What about my proof is "nonsense"? I am working on a question from Fraleigh's "A First Course In Abstract Algebra":

A torsion group is a group all of whose elements have finite order. A
  group is torsion free if the identity element is the only element of
  finite order. A student is asked to prove that if $G$ is a torision
  group, then so is $G/H$ for every normal subgroup $H$ of $G$. The
  student writes:

We must show that each element of $G/H$ is of finite order. Let $x \in G/H$

  
  
*
  
*Why does the instructor reading this proof expect to find nonsense
  from here on in the students proof? 
  
*What should the student have
  written? 
  
*Complete the proof.
  

So I started thinking and just thought of point 3:
We must show that each element of $G/H$ is of finite order. 
Let $x \in G/H$.
Observe that $x \in G$ as $G/H \leq G$, but since $G$ is a torsion group, and $x$ is in $G$, $x$ must have have finite order. Q.E.D.
This seems fine to me, but I think I am doing something silly since, the question leads me to believe so.
 A: As stated in other answers, $G/H$ is not a subgroup (or even a subset) of $G$. That being said, I object to the "nonsense" assumption. If I were writing this proof, it would look like this:
Let $x\in G/H$. Then $x=gH$ for some $g\in G$. Since $G$ is a torsion group, $\lvert g\rvert=n$ for some $n<\infty$; in particular, $g^n=e$.
Then \begin{align*}x^n&=(gH)^n\\ &=g^nH\\&=eH\\&=H\end{align*}
So $\lvert x\rvert \leq n<\infty$. Thus every element of $G/H$ has finite order, i.e. $G/H$ is a torsion group.
A: The proof should start: "Let $x \in G$..."

■ WRITTEN TASKS ■
a - According to the torsion group thread, what makes a group torsion free?
b - Resume the thread on torsion groups and their quotients, starting after its final line.
The data that comes next isn't needed for anything here.

■ RECORD EXCERPTS ■
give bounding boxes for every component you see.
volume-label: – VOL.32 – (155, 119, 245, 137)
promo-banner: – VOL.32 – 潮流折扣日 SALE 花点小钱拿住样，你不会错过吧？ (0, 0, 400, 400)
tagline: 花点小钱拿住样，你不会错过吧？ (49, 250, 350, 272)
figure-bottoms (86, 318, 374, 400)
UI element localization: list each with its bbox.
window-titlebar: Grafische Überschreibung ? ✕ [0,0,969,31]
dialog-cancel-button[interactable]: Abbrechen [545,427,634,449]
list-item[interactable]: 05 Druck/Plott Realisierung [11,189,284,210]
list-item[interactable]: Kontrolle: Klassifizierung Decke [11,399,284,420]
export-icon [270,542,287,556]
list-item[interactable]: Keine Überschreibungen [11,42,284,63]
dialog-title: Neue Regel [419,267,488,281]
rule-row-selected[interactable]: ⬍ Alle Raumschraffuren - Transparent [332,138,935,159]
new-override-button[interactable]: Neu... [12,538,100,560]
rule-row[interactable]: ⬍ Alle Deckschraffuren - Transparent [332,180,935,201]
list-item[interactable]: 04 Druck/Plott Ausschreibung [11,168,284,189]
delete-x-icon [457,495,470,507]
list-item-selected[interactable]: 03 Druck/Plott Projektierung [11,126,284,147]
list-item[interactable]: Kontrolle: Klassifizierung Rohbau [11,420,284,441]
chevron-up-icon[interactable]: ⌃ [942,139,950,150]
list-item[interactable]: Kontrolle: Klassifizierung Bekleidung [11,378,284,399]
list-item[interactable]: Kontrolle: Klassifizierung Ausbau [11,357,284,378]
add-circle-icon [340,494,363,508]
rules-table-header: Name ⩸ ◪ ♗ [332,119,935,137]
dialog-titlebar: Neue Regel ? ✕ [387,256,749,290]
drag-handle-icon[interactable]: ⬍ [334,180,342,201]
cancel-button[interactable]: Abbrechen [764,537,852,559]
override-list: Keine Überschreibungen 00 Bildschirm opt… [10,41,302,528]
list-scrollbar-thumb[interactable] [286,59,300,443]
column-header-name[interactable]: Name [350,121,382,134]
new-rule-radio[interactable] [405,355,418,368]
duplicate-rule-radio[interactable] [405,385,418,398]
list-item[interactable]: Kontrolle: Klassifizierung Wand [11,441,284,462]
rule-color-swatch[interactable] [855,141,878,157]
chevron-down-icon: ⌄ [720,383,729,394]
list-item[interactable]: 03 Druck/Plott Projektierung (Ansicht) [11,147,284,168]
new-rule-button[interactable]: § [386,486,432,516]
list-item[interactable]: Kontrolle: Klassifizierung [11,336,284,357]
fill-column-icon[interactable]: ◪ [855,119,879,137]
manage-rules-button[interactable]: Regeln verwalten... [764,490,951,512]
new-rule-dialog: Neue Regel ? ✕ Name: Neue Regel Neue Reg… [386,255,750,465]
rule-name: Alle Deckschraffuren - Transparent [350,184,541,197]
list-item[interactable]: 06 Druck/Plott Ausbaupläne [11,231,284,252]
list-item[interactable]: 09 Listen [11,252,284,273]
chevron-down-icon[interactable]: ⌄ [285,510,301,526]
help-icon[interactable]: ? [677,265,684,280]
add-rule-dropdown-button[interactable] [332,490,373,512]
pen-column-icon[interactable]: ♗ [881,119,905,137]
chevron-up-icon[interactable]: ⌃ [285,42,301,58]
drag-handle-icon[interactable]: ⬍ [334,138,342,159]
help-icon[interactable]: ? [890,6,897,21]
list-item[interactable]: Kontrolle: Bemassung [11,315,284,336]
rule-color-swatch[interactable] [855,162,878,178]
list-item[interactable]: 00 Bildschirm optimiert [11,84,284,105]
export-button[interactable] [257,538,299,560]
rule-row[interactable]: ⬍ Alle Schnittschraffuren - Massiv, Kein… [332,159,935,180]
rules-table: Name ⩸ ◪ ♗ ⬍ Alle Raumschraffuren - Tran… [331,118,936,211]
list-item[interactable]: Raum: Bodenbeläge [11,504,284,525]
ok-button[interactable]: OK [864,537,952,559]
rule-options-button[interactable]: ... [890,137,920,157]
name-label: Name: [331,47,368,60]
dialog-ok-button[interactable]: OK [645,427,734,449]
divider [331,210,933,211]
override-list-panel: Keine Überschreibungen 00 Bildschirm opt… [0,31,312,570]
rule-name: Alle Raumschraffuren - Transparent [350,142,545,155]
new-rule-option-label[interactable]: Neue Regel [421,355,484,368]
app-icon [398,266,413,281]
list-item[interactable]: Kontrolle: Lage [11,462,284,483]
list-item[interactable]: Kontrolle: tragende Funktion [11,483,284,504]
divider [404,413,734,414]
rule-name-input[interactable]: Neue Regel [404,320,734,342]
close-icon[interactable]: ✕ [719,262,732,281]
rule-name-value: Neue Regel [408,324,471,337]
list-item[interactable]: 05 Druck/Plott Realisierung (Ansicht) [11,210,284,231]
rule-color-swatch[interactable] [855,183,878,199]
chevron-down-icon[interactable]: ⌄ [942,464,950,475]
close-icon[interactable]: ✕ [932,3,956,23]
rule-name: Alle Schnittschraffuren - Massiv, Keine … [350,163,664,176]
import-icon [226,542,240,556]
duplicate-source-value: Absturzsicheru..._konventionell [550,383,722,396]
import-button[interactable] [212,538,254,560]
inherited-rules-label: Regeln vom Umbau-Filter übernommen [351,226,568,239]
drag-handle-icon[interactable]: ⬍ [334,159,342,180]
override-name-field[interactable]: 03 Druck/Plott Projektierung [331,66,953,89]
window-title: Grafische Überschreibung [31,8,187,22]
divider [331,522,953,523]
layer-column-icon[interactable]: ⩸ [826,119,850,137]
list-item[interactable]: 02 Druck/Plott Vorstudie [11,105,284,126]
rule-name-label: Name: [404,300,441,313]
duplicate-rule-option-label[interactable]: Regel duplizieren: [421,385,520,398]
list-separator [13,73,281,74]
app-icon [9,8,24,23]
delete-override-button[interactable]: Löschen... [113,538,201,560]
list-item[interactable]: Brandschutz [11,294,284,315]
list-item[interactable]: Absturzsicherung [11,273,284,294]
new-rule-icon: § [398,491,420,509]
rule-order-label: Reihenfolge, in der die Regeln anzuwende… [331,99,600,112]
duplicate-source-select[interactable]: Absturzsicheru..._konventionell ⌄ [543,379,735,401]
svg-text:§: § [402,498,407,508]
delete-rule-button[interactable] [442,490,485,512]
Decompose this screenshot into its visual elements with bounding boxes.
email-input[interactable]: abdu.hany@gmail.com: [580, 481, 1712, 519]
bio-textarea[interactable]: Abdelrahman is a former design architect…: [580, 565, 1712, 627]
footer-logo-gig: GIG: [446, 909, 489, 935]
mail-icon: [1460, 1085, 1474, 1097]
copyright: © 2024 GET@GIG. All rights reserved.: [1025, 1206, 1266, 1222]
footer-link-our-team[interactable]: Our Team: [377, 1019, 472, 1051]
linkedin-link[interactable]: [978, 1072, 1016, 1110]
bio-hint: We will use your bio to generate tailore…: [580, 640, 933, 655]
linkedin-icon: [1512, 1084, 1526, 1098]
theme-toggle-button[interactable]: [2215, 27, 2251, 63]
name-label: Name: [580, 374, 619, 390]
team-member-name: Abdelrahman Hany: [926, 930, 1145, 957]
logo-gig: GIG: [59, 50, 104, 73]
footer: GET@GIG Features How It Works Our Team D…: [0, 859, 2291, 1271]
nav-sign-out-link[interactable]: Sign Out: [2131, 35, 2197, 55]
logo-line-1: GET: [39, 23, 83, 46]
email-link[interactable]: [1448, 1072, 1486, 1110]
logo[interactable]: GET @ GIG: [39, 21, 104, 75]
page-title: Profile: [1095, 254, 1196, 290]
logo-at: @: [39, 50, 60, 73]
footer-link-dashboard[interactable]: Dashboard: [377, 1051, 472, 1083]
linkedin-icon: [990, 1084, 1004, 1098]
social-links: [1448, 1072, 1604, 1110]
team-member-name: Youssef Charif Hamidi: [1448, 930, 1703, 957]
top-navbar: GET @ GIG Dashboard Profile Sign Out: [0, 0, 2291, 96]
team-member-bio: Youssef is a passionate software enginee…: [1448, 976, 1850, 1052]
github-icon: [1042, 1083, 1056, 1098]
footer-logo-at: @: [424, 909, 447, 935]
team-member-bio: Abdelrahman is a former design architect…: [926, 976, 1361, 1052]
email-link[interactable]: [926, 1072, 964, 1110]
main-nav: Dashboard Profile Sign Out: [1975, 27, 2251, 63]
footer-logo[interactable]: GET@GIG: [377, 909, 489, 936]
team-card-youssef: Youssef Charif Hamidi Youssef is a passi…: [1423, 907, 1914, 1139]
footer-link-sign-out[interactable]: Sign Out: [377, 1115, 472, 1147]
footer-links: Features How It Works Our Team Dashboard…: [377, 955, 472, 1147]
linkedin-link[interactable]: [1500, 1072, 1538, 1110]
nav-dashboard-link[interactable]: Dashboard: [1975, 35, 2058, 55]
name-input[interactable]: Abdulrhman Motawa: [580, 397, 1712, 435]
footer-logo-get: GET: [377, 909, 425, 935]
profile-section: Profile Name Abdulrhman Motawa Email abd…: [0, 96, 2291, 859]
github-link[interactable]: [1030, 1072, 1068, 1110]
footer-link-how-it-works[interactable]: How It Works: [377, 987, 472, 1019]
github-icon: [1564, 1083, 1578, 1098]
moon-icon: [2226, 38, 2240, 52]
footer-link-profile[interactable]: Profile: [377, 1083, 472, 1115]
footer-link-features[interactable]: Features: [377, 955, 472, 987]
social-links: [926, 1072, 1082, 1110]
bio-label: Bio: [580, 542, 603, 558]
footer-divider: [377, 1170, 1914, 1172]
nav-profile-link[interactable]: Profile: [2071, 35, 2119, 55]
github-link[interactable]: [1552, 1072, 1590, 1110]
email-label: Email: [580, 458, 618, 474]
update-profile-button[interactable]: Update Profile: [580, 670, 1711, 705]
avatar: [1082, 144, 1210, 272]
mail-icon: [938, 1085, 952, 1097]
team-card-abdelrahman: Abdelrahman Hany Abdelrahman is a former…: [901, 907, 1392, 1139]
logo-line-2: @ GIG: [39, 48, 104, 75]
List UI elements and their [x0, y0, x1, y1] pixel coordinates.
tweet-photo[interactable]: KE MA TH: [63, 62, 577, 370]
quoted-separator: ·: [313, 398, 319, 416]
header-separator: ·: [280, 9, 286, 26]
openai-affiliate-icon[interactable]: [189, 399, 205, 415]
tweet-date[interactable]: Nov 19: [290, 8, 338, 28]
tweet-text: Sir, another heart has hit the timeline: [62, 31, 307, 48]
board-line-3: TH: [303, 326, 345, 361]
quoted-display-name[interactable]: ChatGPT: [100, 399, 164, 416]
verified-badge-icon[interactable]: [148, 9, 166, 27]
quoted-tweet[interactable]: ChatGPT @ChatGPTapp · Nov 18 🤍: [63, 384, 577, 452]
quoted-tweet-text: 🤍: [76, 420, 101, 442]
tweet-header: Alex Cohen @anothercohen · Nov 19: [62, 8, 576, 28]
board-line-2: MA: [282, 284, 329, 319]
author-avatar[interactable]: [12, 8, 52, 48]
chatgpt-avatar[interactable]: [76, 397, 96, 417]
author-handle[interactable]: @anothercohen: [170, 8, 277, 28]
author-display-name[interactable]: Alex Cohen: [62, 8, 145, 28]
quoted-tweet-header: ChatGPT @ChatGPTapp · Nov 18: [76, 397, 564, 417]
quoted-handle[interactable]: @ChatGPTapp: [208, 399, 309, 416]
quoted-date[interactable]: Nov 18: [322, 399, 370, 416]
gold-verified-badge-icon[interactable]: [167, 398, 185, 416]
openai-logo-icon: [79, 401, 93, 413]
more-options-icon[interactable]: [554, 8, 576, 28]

■ RESPONSES ■
a - The identity element is its only element of finite order.

b -
Why? Because $G$ is the group that has KNOWN properties, and we (as yet) no NOTHING about $G/H$ (although we ought to be proving something about it, shortly).

EDIT: There is no reason to suppose that $G/H$ is even isomorphic to a subgroup of $G$. For example, let:
$G = \{1,-1,i,-i,j,-j,k,-k\}$ where $ij = k, jk = i, ki = j$. Let $H = \{1,-1\}$.
Then $G/H = \{H,iH,jH,kH\} \cong V$, but $G$ has only $1$ element of order $2$, so cannot be isomorphic to $V$, which has $3$ elements of order $2$.
A: The issue I had was  thinking about the set $G/H$. As stated by David Wheeler, the $G/H$ is not necessarily isomorphic to $G$. 
Although I didn't assume it was isomoprhic while reasoning about it, I did not think of $G/H$ as $\{H, iH, jH, kH\}$, I instead thought of it as a particular instance of this. So $G/H = gH$ for some $g \in G$ was the way I "pictured it".
Instead I should of though of $G/H$ as a set of sets. And made the proof like so:
Let $x \in G$ with order $n$, Then we wish to show that $xH$ has finite order. Notice the identity element is $H$. We have: $(xH)^2 = (xH)(xH) = x^2H$. It is easy to see that:
$$(xH)^n = x^nH = eH = H$$
As desired.